• WHAT YOU HAVE TO DO:
Please write the listing below out again exactly, leaving every picture behind.

• EXERCISE INPUTS:
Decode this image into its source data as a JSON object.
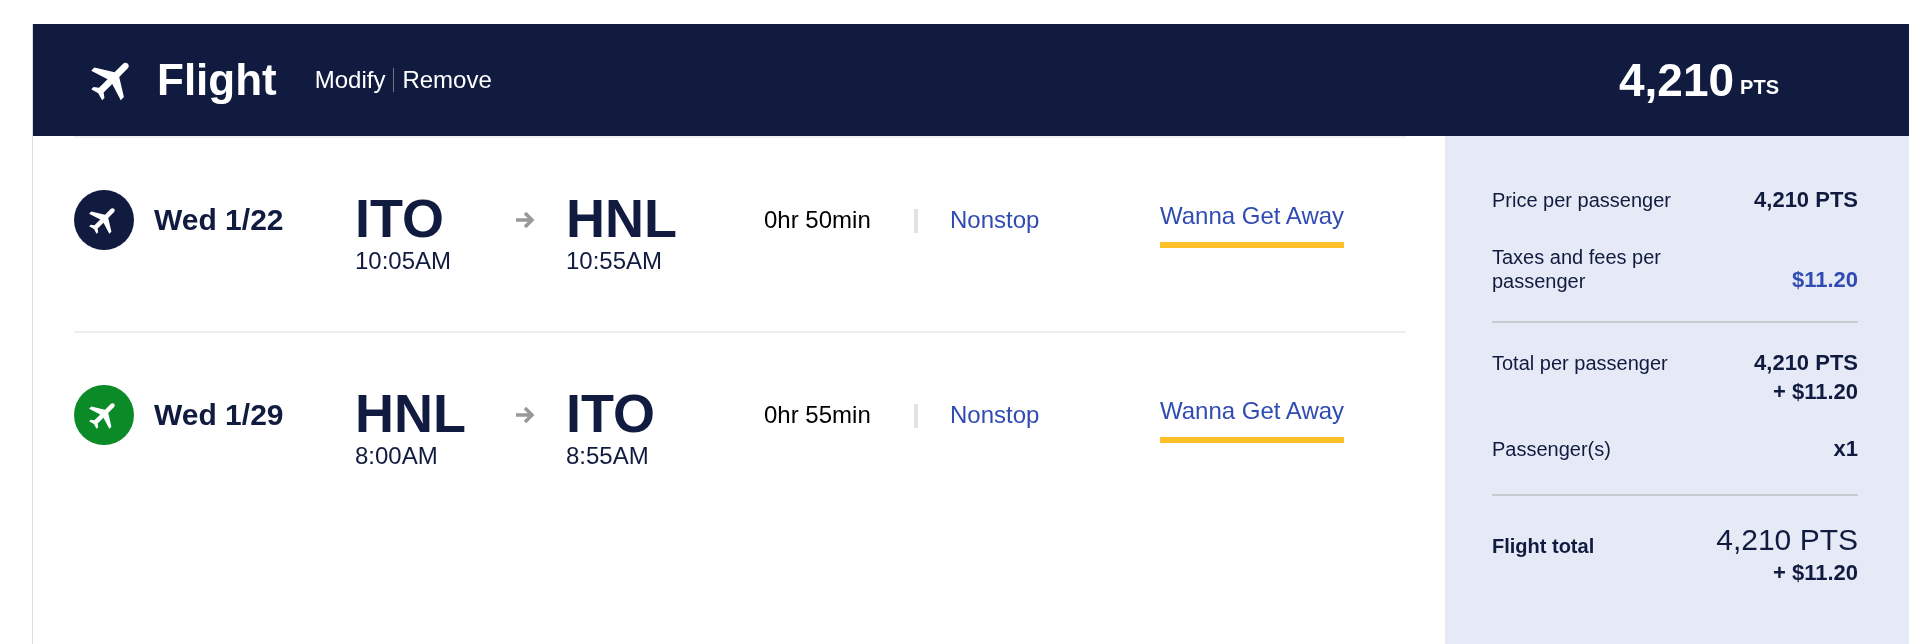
{
  "header": {
    "title": "Flight",
    "actions": [
      "Modify",
      "Remove"
    ],
    "total": {
      "amount": "4,210",
      "unit": "PTS"
    }
  },
  "flights": [
    {
      "color": "#111b40",
      "date": "Wed 1/22",
      "origin": {
        "code": "ITO",
        "time": "10:05AM"
      },
      "destination": {
        "code": "HNL",
        "time": "10:55AM"
      },
      "duration": "0hr 50min",
      "stops": "Nonstop",
      "fare": "Wanna Get Away"
    },
    {
      "color": "#0b8a28",
      "date": "Wed 1/29",
      "origin": {
        "code": "HNL",
        "time": "8:00AM"
      },
      "destination": {
        "code": "ITO",
        "time": "8:55AM"
      },
      "duration": "0hr 55min",
      "stops": "Nonstop",
      "fare": "Wanna Get Away"
    }
  ],
  "summary": {
    "groups": [
      [
        {
          "kind": "standard",
          "label": "Price per passenger",
          "values": [
            "4,210 PTS"
          ]
        },
        {
          "kind": "fee",
          "label": "Taxes and fees per passenger",
          "values": [
            "$11.20"
          ]
        }
      ],
      [
        {
          "kind": "standard",
          "label": "Total per passenger",
          "values": [
            "4,210 PTS",
            "+ $11.20"
          ]
        },
        {
          "kind": "standard",
          "label": "Passenger(s)",
          "values": [
            "x1"
          ]
        }
      ],
      [
        {
          "kind": "grand",
          "label": "Flight total",
          "values": [
            "4,210 PTS",
            "+ $11.20"
          ]
        }
      ]
    ]
  }
}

• RESULT OF THE TASK:
Decode this image into its source data as a JSON object.
{
  "header": {
    "title": "Flight",
    "actions": [
      "Modify",
      "Remove"
    ],
    "total": {
      "amount": "4,210",
      "unit": "PTS"
    }
  },
  "flights": [
    {
      "color": "#111b40",
      "date": "Wed 1/22",
      "origin": {
        "code": "ITO",
        "time": "10:05AM"
      },
      "destination": {
        "code": "HNL",
        "time": "10:55AM"
      },
      "duration": "0hr 50min",
      "stops": "Nonstop",
      "fare": "Wanna Get Away"
    },
    {
      "color": "#0b8a28",
      "date": "Wed 1/29",
      "origin": {
        "code": "HNL",
        "time": "8:00AM"
      },
      "destination": {
        "code": "ITO",
        "time": "8:55AM"
      },
      "duration": "0hr 55min",
      "stops": "Nonstop",
      "fare": "Wanna Get Away"
    }
  ],
  "summary": {
    "groups": [
      [
        {
          "kind": "standard",
          "label": "Price per passenger",
          "values": [
            "4,210 PTS"
          ]
        },
        {
          "kind": "fee",
          "label": "Taxes and fees per passenger",
          "values": [
            "$11.20"
          ]
        }
      ],
      [
        {
          "kind": "standard",
          "label": "Total per passenger",
          "values": [
            "4,210 PTS",
            "+ $11.20"
          ]
        },
        {
          "kind": "standard",
          "label": "Passenger(s)",
          "values": [
            "x1"
          ]
        }
      ],
      [
        {
          "kind": "grand",
          "label": "Flight total",
          "values": [
            "4,210 PTS",
            "+ $11.20"
          ]
        }
      ]
    ]
  }
}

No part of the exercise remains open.